> **Figure collection entries**:
══════

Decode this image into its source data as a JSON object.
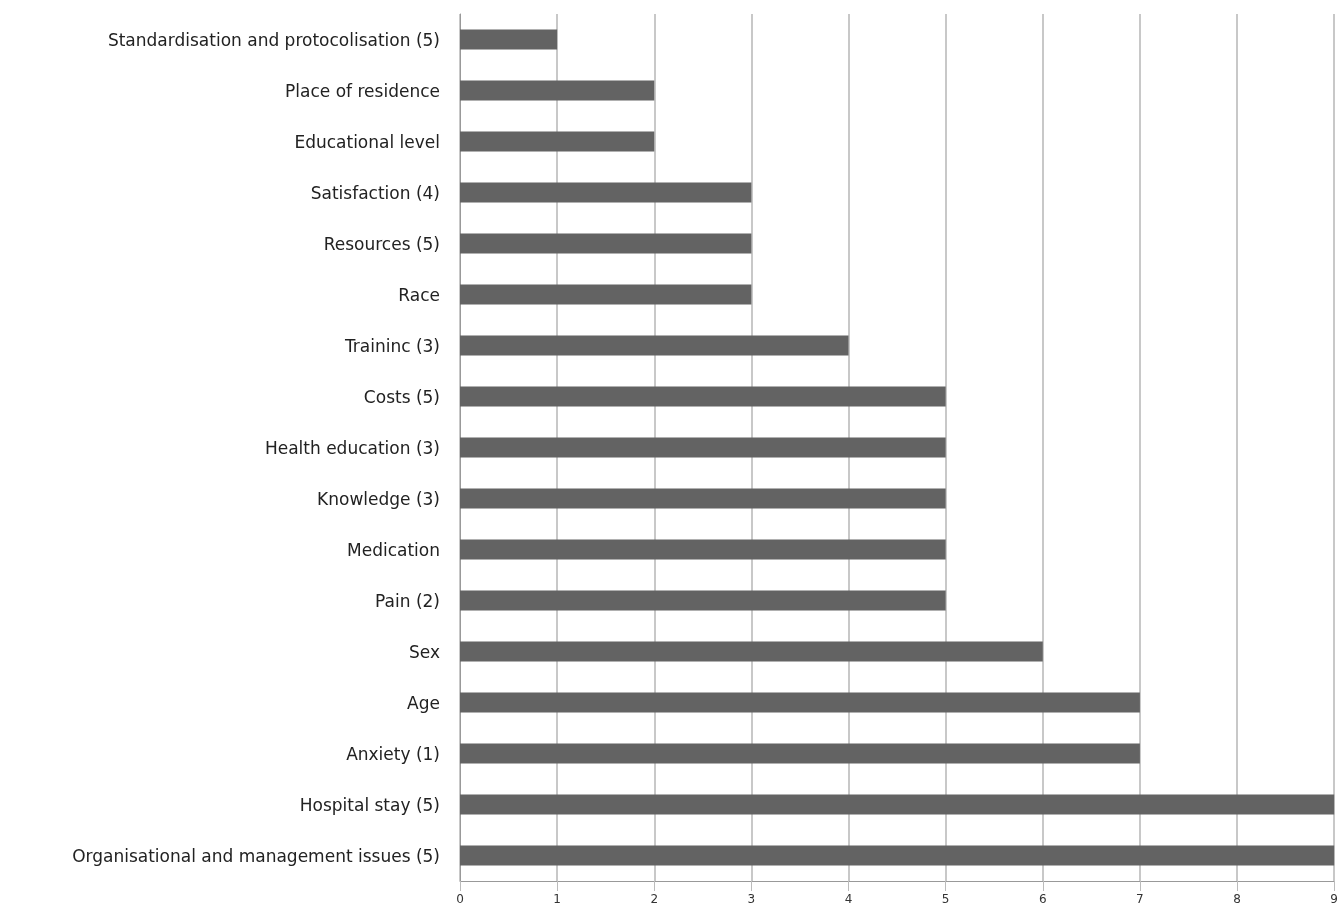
{
  "chart_data": {
    "type": "bar",
    "orientation": "horizontal",
    "categories": [
      "Standardisation and protocolisation (5)",
      "Place of residence",
      "Educational level",
      "Satisfaction (4)",
      "Resources (5)",
      "Race",
      "Traininc (3)",
      "Costs (5)",
      "Health education (3)",
      "Knowledge (3)",
      "Medication",
      "Pain (2)",
      "Sex",
      "Age",
      "Anxiety (1)",
      "Hospital stay (5)",
      "Organisational and management issues (5)"
    ],
    "values": [
      1,
      2,
      2,
      3,
      3,
      3,
      4,
      5,
      5,
      5,
      5,
      5,
      6,
      7,
      7,
      9,
      9
    ],
    "color": "#636363",
    "xlim": [
      0,
      9
    ],
    "xticks": [
      0,
      1,
      2,
      3,
      4,
      5,
      6,
      7,
      8,
      9
    ],
    "grid": "x"
  }
}
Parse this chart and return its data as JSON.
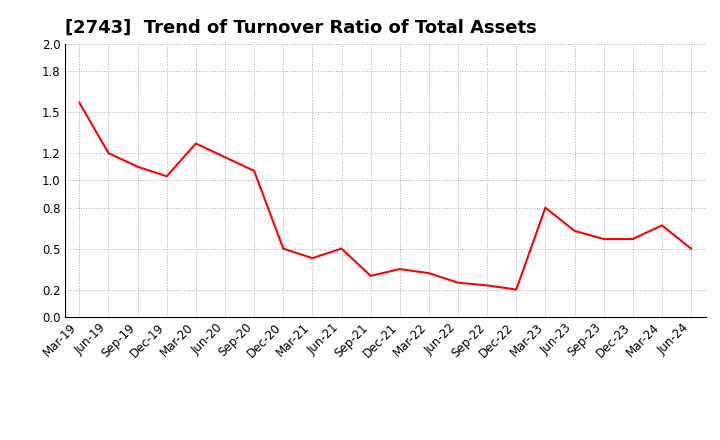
{
  "title": "[2743]  Trend of Turnover Ratio of Total Assets",
  "x_labels": [
    "Mar-19",
    "Jun-19",
    "Sep-19",
    "Dec-19",
    "Mar-20",
    "Jun-20",
    "Sep-20",
    "Dec-20",
    "Mar-21",
    "Jun-21",
    "Sep-21",
    "Dec-21",
    "Mar-22",
    "Jun-22",
    "Sep-22",
    "Dec-22",
    "Mar-23",
    "Jun-23",
    "Sep-23",
    "Dec-23",
    "Mar-24",
    "Jun-24"
  ],
  "y_values": [
    1.57,
    1.2,
    1.1,
    1.03,
    1.27,
    1.17,
    1.07,
    0.5,
    0.43,
    0.5,
    0.3,
    0.35,
    0.32,
    0.25,
    0.23,
    0.2,
    0.8,
    0.63,
    0.57,
    0.57,
    0.67,
    0.5
  ],
  "line_color": "#FF0000",
  "line_width": 1.5,
  "ylim": [
    0.0,
    2.0
  ],
  "yticks": [
    0.0,
    0.2,
    0.5,
    0.8,
    1.0,
    1.2,
    1.5,
    1.8,
    2.0
  ],
  "background_color": "#FFFFFF",
  "grid_color": "#AAAAAA",
  "title_fontsize": 13,
  "tick_fontsize": 8.5
}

══════

> **EXERCISE**: From start to finish, output the listing exactly, but omit its pictures.

> **REPLY**:
Decode this image into its source data as a JSON object.
{
  "chart_data": {
    "type": "bar",
    "orientation": "horizontal",
    "categories": [
      "Standardisation and protocolisation (5)",
      "Place of residence",
      "Educational level",
      "Satisfaction (4)",
      "Resources (5)",
      "Race",
      "Traininc (3)",
      "Costs (5)",
      "Health education (3)",
      "Knowledge (3)",
      "Medication",
      "Pain (2)",
      "Sex",
      "Age",
      "Anxiety (1)",
      "Hospital stay (5)",
      "Organisational and management issues (5)"
    ],
    "values": [
      1,
      2,
      2,
      3,
      3,
      3,
      4,
      5,
      5,
      5,
      5,
      5,
      6,
      7,
      7,
      9,
      9
    ],
    "color": "#636363",
    "xlim": [
      0,
      9
    ],
    "xticks": [
      0,
      1,
      2,
      3,
      4,
      5,
      6,
      7,
      8,
      9
    ],
    "grid": "x"
  }
}
Parse this chart and return its data as JSON.
{
  "title": "[2743]  Trend of Turnover Ratio of Total Assets",
  "x_labels": [
    "Mar-19",
    "Jun-19",
    "Sep-19",
    "Dec-19",
    "Mar-20",
    "Jun-20",
    "Sep-20",
    "Dec-20",
    "Mar-21",
    "Jun-21",
    "Sep-21",
    "Dec-21",
    "Mar-22",
    "Jun-22",
    "Sep-22",
    "Dec-22",
    "Mar-23",
    "Jun-23",
    "Sep-23",
    "Dec-23",
    "Mar-24",
    "Jun-24"
  ],
  "y_values": [
    1.57,
    1.2,
    1.1,
    1.03,
    1.27,
    1.17,
    1.07,
    0.5,
    0.43,
    0.5,
    0.3,
    0.35,
    0.32,
    0.25,
    0.23,
    0.2,
    0.8,
    0.63,
    0.57,
    0.57,
    0.67,
    0.5
  ],
  "line_color": "#FF0000",
  "line_width": 1.5,
  "ylim": [
    0.0,
    2.0
  ],
  "yticks": [
    0.0,
    0.2,
    0.5,
    0.8,
    1.0,
    1.2,
    1.5,
    1.8,
    2.0
  ],
  "background_color": "#FFFFFF",
  "grid_color": "#AAAAAA",
  "title_fontsize": 13,
  "tick_fontsize": 8.5
}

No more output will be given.